>> START GIVEN RECORDS

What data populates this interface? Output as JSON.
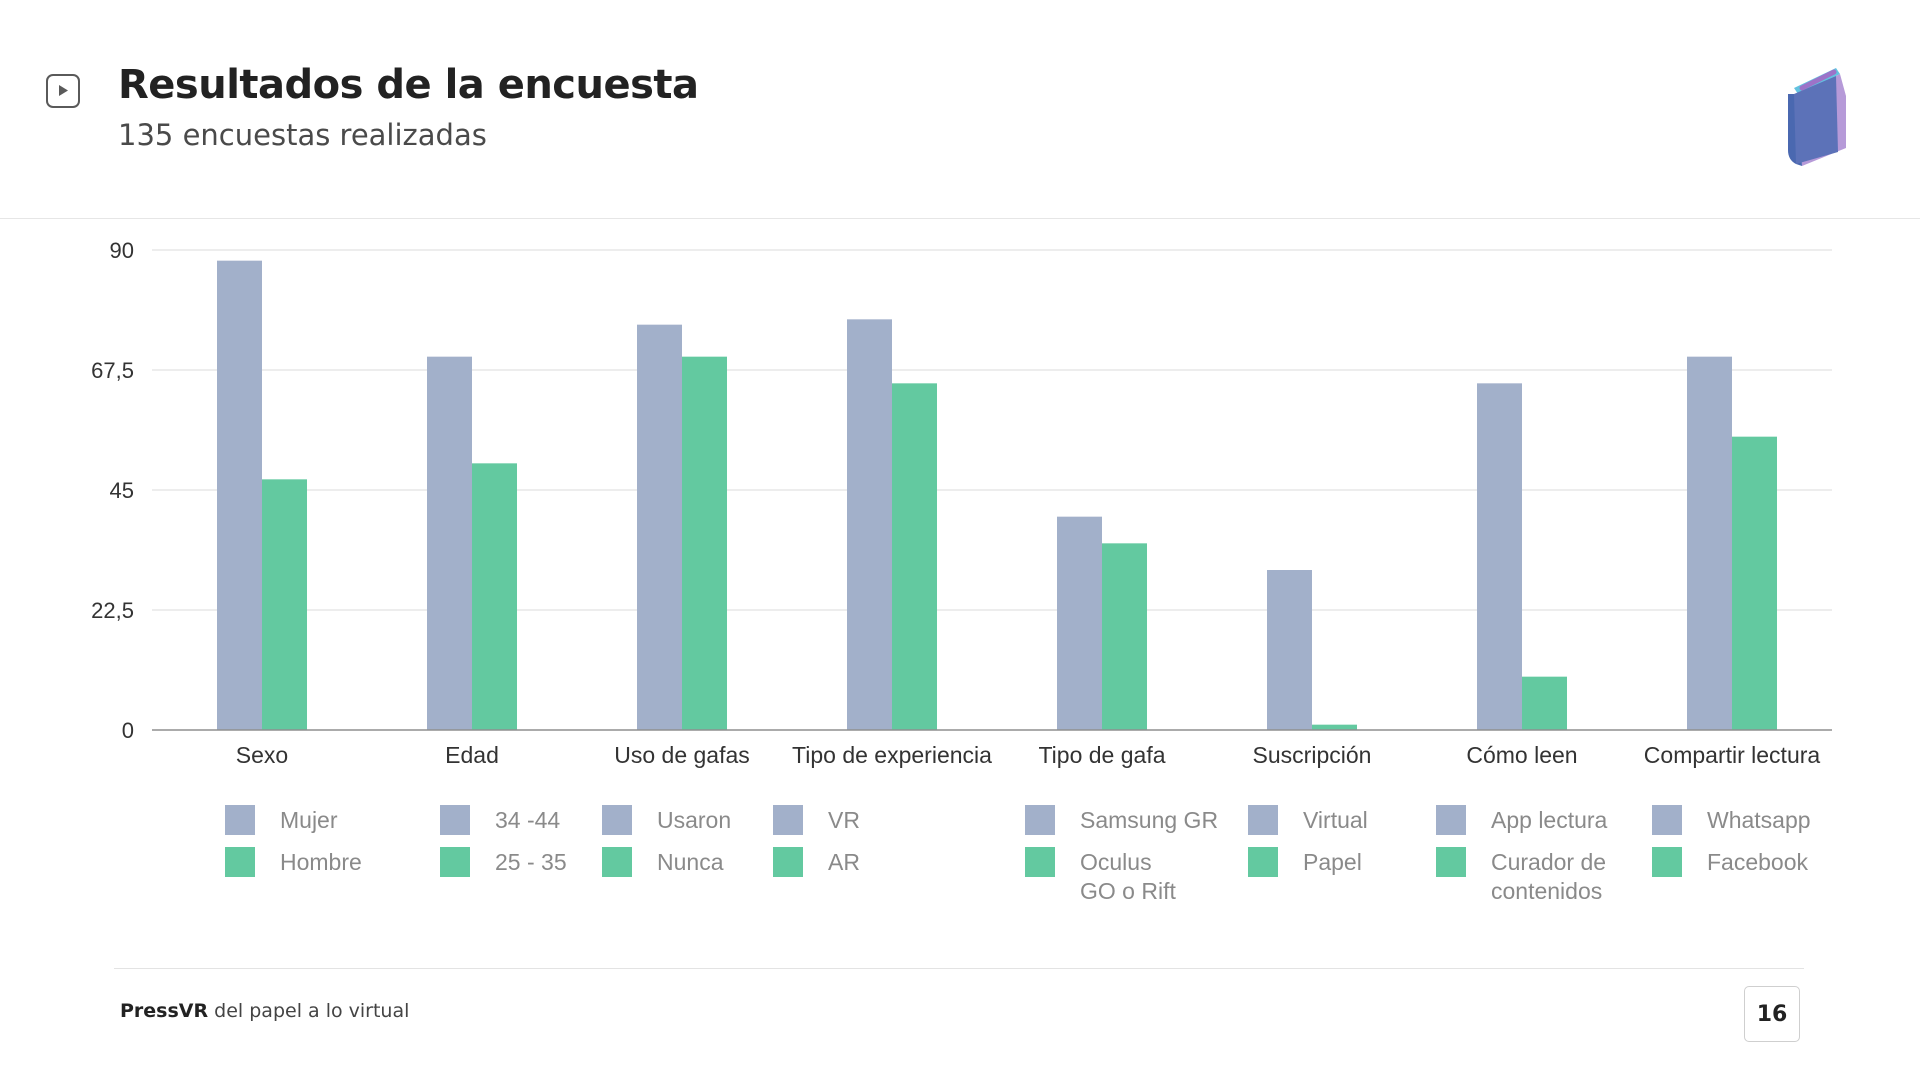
{
  "header": {
    "title": "Resultados de la encuesta",
    "subtitle": "135 encuestas realizadas"
  },
  "icons": {
    "play": "play-icon",
    "logo": "book-logo-icon"
  },
  "footer": {
    "brand": "PressVR",
    "tagline": " del papel a lo virtual",
    "page_number": "16"
  },
  "colors": {
    "series_1": "#a2b0ca",
    "series_2": "#63c9a0",
    "grid": "#e2e2e2",
    "axis": "#8f8f8f",
    "tick_text": "#333333",
    "legend_text": "#8a8a8a"
  },
  "chart_data": {
    "type": "bar",
    "title": "",
    "xlabel": "",
    "ylabel": "",
    "ylim": [
      0,
      90
    ],
    "yticks": [
      "0",
      "22,5",
      "45",
      "67,5",
      "90"
    ],
    "grid": true,
    "categories": [
      "Sexo",
      "Edad",
      "Uso de gafas",
      "Tipo de experiencia",
      "Tipo de gafa",
      "Suscripción",
      "Cómo leen",
      "Compartir lectura"
    ],
    "series": [
      {
        "values": [
          88,
          70,
          76,
          77,
          40,
          30,
          65,
          70
        ]
      },
      {
        "values": [
          47,
          50,
          70,
          65,
          35,
          1,
          10,
          55
        ]
      }
    ],
    "legends": [
      {
        "category": "Sexo",
        "items": [
          [
            "Mujer"
          ],
          [
            "Hombre"
          ]
        ]
      },
      {
        "category": "Edad",
        "items": [
          [
            "34 -44"
          ],
          [
            "25 - 35"
          ]
        ]
      },
      {
        "category": "Uso de gafas",
        "items": [
          [
            "Usaron"
          ],
          [
            "Nunca"
          ]
        ]
      },
      {
        "category": "Tipo de experiencia",
        "items": [
          [
            "VR"
          ],
          [
            "AR"
          ]
        ]
      },
      {
        "category": "Tipo de gafa",
        "items": [
          [
            "Samsung GR"
          ],
          [
            "Oculus",
            "GO o Rift"
          ]
        ]
      },
      {
        "category": "Suscripción",
        "items": [
          [
            "Virtual"
          ],
          [
            "Papel"
          ]
        ]
      },
      {
        "category": "Cómo leen",
        "items": [
          [
            "App lectura"
          ],
          [
            "Curador de",
            "contenidos"
          ]
        ]
      },
      {
        "category": "Compartir lectura",
        "items": [
          [
            "Whatsapp"
          ],
          [
            "Facebook"
          ]
        ]
      }
    ]
  }
}
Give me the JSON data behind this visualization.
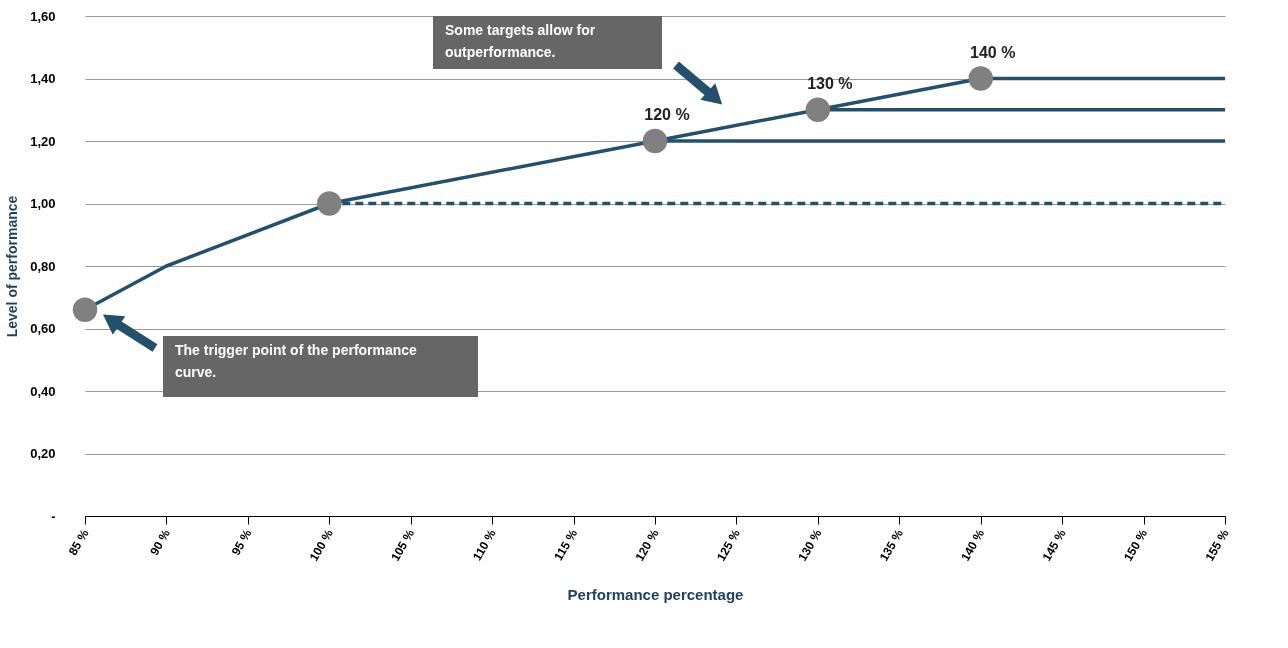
{
  "chart_data": {
    "type": "line",
    "xlabel": "Performance percentage",
    "ylabel": "Level of performance",
    "xlim": [
      85,
      155
    ],
    "ylim": [
      0,
      1.6
    ],
    "xticks": [
      {
        "value": 85,
        "label": "85 %"
      },
      {
        "value": 90,
        "label": "90 %"
      },
      {
        "value": 95,
        "label": "95 %"
      },
      {
        "value": 100,
        "label": "100 %"
      },
      {
        "value": 105,
        "label": "105 %"
      },
      {
        "value": 110,
        "label": "110 %"
      },
      {
        "value": 115,
        "label": "115 %"
      },
      {
        "value": 120,
        "label": "120 %"
      },
      {
        "value": 125,
        "label": "125 %"
      },
      {
        "value": 130,
        "label": "130 %"
      },
      {
        "value": 135,
        "label": "135 %"
      },
      {
        "value": 140,
        "label": "140 %"
      },
      {
        "value": 145,
        "label": "145 %"
      },
      {
        "value": 150,
        "label": "150 %"
      },
      {
        "value": 155,
        "label": "155 %"
      }
    ],
    "yticks": [
      {
        "value": 0,
        "label": "-"
      },
      {
        "value": 0.2,
        "label": "0,20"
      },
      {
        "value": 0.4,
        "label": "0,40"
      },
      {
        "value": 0.6,
        "label": "0,60"
      },
      {
        "value": 0.8,
        "label": "0,80"
      },
      {
        "value": 1.0,
        "label": "1,00"
      },
      {
        "value": 1.2,
        "label": "1,20"
      },
      {
        "value": 1.4,
        "label": "1,40"
      },
      {
        "value": 1.6,
        "label": "1,60"
      }
    ],
    "grid": "y",
    "series": [
      {
        "color": "#24506b",
        "line_style": "solid",
        "x": [
          85,
          90,
          100,
          120,
          130,
          140
        ],
        "values": [
          0.66,
          0.8,
          1.0,
          1.2,
          1.3,
          1.4
        ]
      },
      {
        "color": "#24506b",
        "line_style": "dashed",
        "x": [
          100,
          155
        ],
        "values": [
          1.0,
          1.0
        ]
      },
      {
        "color": "#24506b",
        "line_style": "solid",
        "x": [
          120,
          155
        ],
        "values": [
          1.2,
          1.2
        ]
      },
      {
        "color": "#24506b",
        "line_style": "solid",
        "x": [
          130,
          155
        ],
        "values": [
          1.3,
          1.3
        ]
      },
      {
        "color": "#24506b",
        "line_style": "solid",
        "x": [
          140,
          155
        ],
        "values": [
          1.4,
          1.4
        ]
      },
      {
        "type": "scatter",
        "color": "#808080",
        "marker": "circle",
        "x": [
          85,
          100,
          120,
          130,
          140
        ],
        "values": [
          0.66,
          1.0,
          1.2,
          1.3,
          1.4
        ],
        "value_labels": [
          null,
          null,
          "120 %",
          "130 %",
          "140 %"
        ]
      }
    ],
    "annotations": [
      "The trigger point of the performance curve.",
      "Some targets allow for outperformance."
    ]
  }
}
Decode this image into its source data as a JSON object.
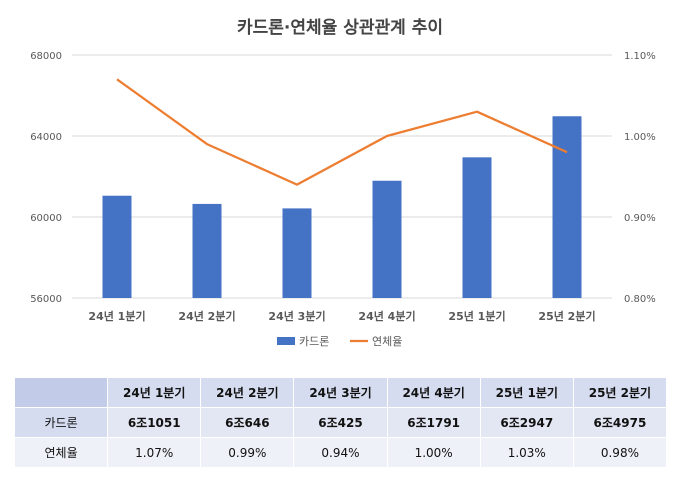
{
  "chart_data": {
    "type": "bar+line",
    "title": "카드론·연체율 상관관계 추이",
    "categories": [
      "24년 1분기",
      "24년 2분기",
      "24년 3분기",
      "24년 4분기",
      "25년 1분기",
      "25년 2분기"
    ],
    "series": [
      {
        "name": "카드론",
        "type": "bar",
        "axis": "left",
        "values": [
          61051,
          60646,
          60425,
          61791,
          62947,
          64975
        ]
      },
      {
        "name": "연체율",
        "type": "line",
        "axis": "right",
        "values": [
          1.07,
          0.99,
          0.94,
          1.0,
          1.03,
          0.98
        ]
      }
    ],
    "y_left": {
      "ylim": [
        56000,
        68000
      ],
      "ticks": [
        "56000",
        "60000",
        "64000",
        "68000"
      ]
    },
    "y_right": {
      "ylim": [
        0.8,
        1.1
      ],
      "ticks": [
        "0.80%",
        "0.90%",
        "1.00%",
        "1.10%"
      ]
    },
    "grid": true,
    "legend_position": "bottom",
    "colors": {
      "bar": "#4472c4",
      "line": "#ed7d31",
      "grid": "#d9d9d9"
    }
  },
  "table": {
    "headers": [
      "24년 1분기",
      "24년 2분기",
      "24년 3분기",
      "24년 4분기",
      "25년 1분기",
      "25년 2분기"
    ],
    "rows": [
      {
        "label": "카드론",
        "values": [
          "6조1051",
          "6조646",
          "6조425",
          "6조1791",
          "6조2947",
          "6조4975"
        ]
      },
      {
        "label": "연체율",
        "values": [
          "1.07%",
          "0.99%",
          "0.94%",
          "1.00%",
          "1.03%",
          "0.98%"
        ]
      }
    ]
  }
}
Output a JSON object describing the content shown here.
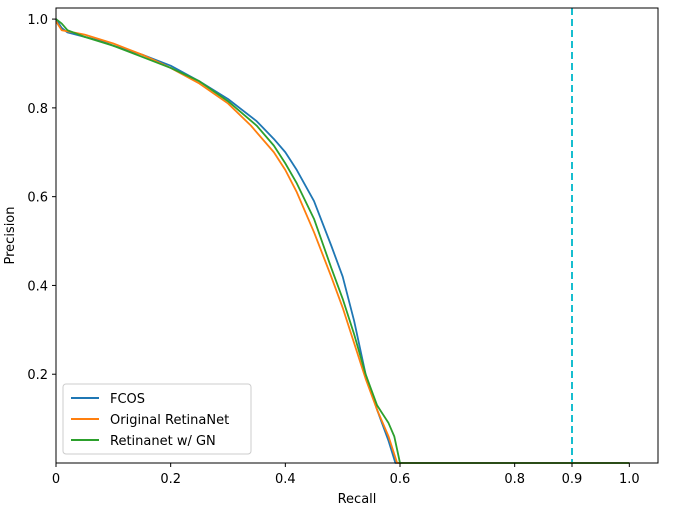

>> END GIVEN RECORDS

PROBLEM REQUIREMENTS >>
Without including any picture, retype the entries exactly.

RESPONSE >>
What data populates this interface? Output as JSON.
{
  "header": {
    "title": "Resultados de la encuesta",
    "subtitle": "135 encuestas realizadas"
  },
  "icons": {
    "play": "play-icon",
    "logo": "book-logo-icon"
  },
  "footer": {
    "brand": "PressVR",
    "tagline": " del papel a lo virtual",
    "page_number": "16"
  },
  "colors": {
    "series_1": "#a2b0ca",
    "series_2": "#63c9a0",
    "grid": "#e2e2e2",
    "axis": "#8f8f8f",
    "tick_text": "#333333",
    "legend_text": "#8a8a8a"
  },
  "chart_data": {
    "type": "bar",
    "title": "",
    "xlabel": "",
    "ylabel": "",
    "ylim": [
      0,
      90
    ],
    "yticks": [
      "0",
      "22,5",
      "45",
      "67,5",
      "90"
    ],
    "grid": true,
    "categories": [
      "Sexo",
      "Edad",
      "Uso de gafas",
      "Tipo de experiencia",
      "Tipo de gafa",
      "Suscripción",
      "Cómo leen",
      "Compartir lectura"
    ],
    "series": [
      {
        "values": [
          88,
          70,
          76,
          77,
          40,
          30,
          65,
          70
        ]
      },
      {
        "values": [
          47,
          50,
          70,
          65,
          35,
          1,
          10,
          55
        ]
      }
    ],
    "legends": [
      {
        "category": "Sexo",
        "items": [
          [
            "Mujer"
          ],
          [
            "Hombre"
          ]
        ]
      },
      {
        "category": "Edad",
        "items": [
          [
            "34 -44"
          ],
          [
            "25 - 35"
          ]
        ]
      },
      {
        "category": "Uso de gafas",
        "items": [
          [
            "Usaron"
          ],
          [
            "Nunca"
          ]
        ]
      },
      {
        "category": "Tipo de experiencia",
        "items": [
          [
            "VR"
          ],
          [
            "AR"
          ]
        ]
      },
      {
        "category": "Tipo de gafa",
        "items": [
          [
            "Samsung GR"
          ],
          [
            "Oculus",
            "GO o Rift"
          ]
        ]
      },
      {
        "category": "Suscripción",
        "items": [
          [
            "Virtual"
          ],
          [
            "Papel"
          ]
        ]
      },
      {
        "category": "Cómo leen",
        "items": [
          [
            "App lectura"
          ],
          [
            "Curador de",
            "contenidos"
          ]
        ]
      },
      {
        "category": "Compartir lectura",
        "items": [
          [
            "Whatsapp"
          ],
          [
            "Facebook"
          ]
        ]
      }
    ]
  }
}
Give me the JSON data behind this visualization.
{
  "chart_data": {
    "type": "line",
    "xlabel": "Performance percentage",
    "ylabel": "Level of performance",
    "xlim": [
      85,
      155
    ],
    "ylim": [
      0,
      1.6
    ],
    "xticks": [
      {
        "value": 85,
        "label": "85 %"
      },
      {
        "value": 90,
        "label": "90 %"
      },
      {
        "value": 95,
        "label": "95 %"
      },
      {
        "value": 100,
        "label": "100 %"
      },
      {
        "value": 105,
        "label": "105 %"
      },
      {
        "value": 110,
        "label": "110 %"
      },
      {
        "value": 115,
        "label": "115 %"
      },
      {
        "value": 120,
        "label": "120 %"
      },
      {
        "value": 125,
        "label": "125 %"
      },
      {
        "value": 130,
        "label": "130 %"
      },
      {
        "value": 135,
        "label": "135 %"
      },
      {
        "value": 140,
        "label": "140 %"
      },
      {
        "value": 145,
        "label": "145 %"
      },
      {
        "value": 150,
        "label": "150 %"
      },
      {
        "value": 155,
        "label": "155 %"
      }
    ],
    "yticks": [
      {
        "value": 0,
        "label": "-"
      },
      {
        "value": 0.2,
        "label": "0,20"
      },
      {
        "value": 0.4,
        "label": "0,40"
      },
      {
        "value": 0.6,
        "label": "0,60"
      },
      {
        "value": 0.8,
        "label": "0,80"
      },
      {
        "value": 1.0,
        "label": "1,00"
      },
      {
        "value": 1.2,
        "label": "1,20"
      },
      {
        "value": 1.4,
        "label": "1,40"
      },
      {
        "value": 1.6,
        "label": "1,60"
      }
    ],
    "grid": "y",
    "series": [
      {
        "color": "#24506b",
        "line_style": "solid",
        "x": [
          85,
          90,
          100,
          120,
          130,
          140
        ],
        "values": [
          0.66,
          0.8,
          1.0,
          1.2,
          1.3,
          1.4
        ]
      },
      {
        "color": "#24506b",
        "line_style": "dashed",
        "x": [
          100,
          155
        ],
        "values": [
          1.0,
          1.0
        ]
      },
      {
        "color": "#24506b",
        "line_style": "solid",
        "x": [
          120,
          155
        ],
        "values": [
          1.2,
          1.2
        ]
      },
      {
        "color": "#24506b",
        "line_style": "solid",
        "x": [
          130,
          155
        ],
        "values": [
          1.3,
          1.3
        ]
      },
      {
        "color": "#24506b",
        "line_style": "solid",
        "x": [
          140,
          155
        ],
        "values": [
          1.4,
          1.4
        ]
      },
      {
        "type": "scatter",
        "color": "#808080",
        "marker": "circle",
        "x": [
          85,
          100,
          120,
          130,
          140
        ],
        "values": [
          0.66,
          1.0,
          1.2,
          1.3,
          1.4
        ],
        "value_labels": [
          null,
          null,
          "120 %",
          "130 %",
          "140 %"
        ]
      }
    ],
    "annotations": [
      "The trigger point of the performance curve.",
      "Some targets allow for outperformance."
    ]
  }
}
Decode this image into its source data as a JSON object.
{
  "chart_data": {
    "type": "bar+line",
    "title": "카드론·연체율 상관관계 추이",
    "categories": [
      "24년 1분기",
      "24년 2분기",
      "24년 3분기",
      "24년 4분기",
      "25년 1분기",
      "25년 2분기"
    ],
    "series": [
      {
        "name": "카드론",
        "type": "bar",
        "axis": "left",
        "values": [
          61051,
          60646,
          60425,
          61791,
          62947,
          64975
        ]
      },
      {
        "name": "연체율",
        "type": "line",
        "axis": "right",
        "values": [
          1.07,
          0.99,
          0.94,
          1.0,
          1.03,
          0.98
        ]
      }
    ],
    "y_left": {
      "ylim": [
        56000,
        68000
      ],
      "ticks": [
        "56000",
        "60000",
        "64000",
        "68000"
      ]
    },
    "y_right": {
      "ylim": [
        0.8,
        1.1
      ],
      "ticks": [
        "0.80%",
        "0.90%",
        "1.00%",
        "1.10%"
      ]
    },
    "grid": true,
    "legend_position": "bottom",
    "colors": {
      "bar": "#4472c4",
      "line": "#ed7d31",
      "grid": "#d9d9d9"
    }
  },
  "table": {
    "headers": [
      "24년 1분기",
      "24년 2분기",
      "24년 3분기",
      "24년 4분기",
      "25년 1분기",
      "25년 2분기"
    ],
    "rows": [
      {
        "label": "카드론",
        "values": [
          "6조1051",
          "6조646",
          "6조425",
          "6조1791",
          "6조2947",
          "6조4975"
        ]
      },
      {
        "label": "연체율",
        "values": [
          "1.07%",
          "0.99%",
          "0.94%",
          "1.00%",
          "1.03%",
          "0.98%"
        ]
      }
    ]
  }
}
Output a JSON object describing the content shown here.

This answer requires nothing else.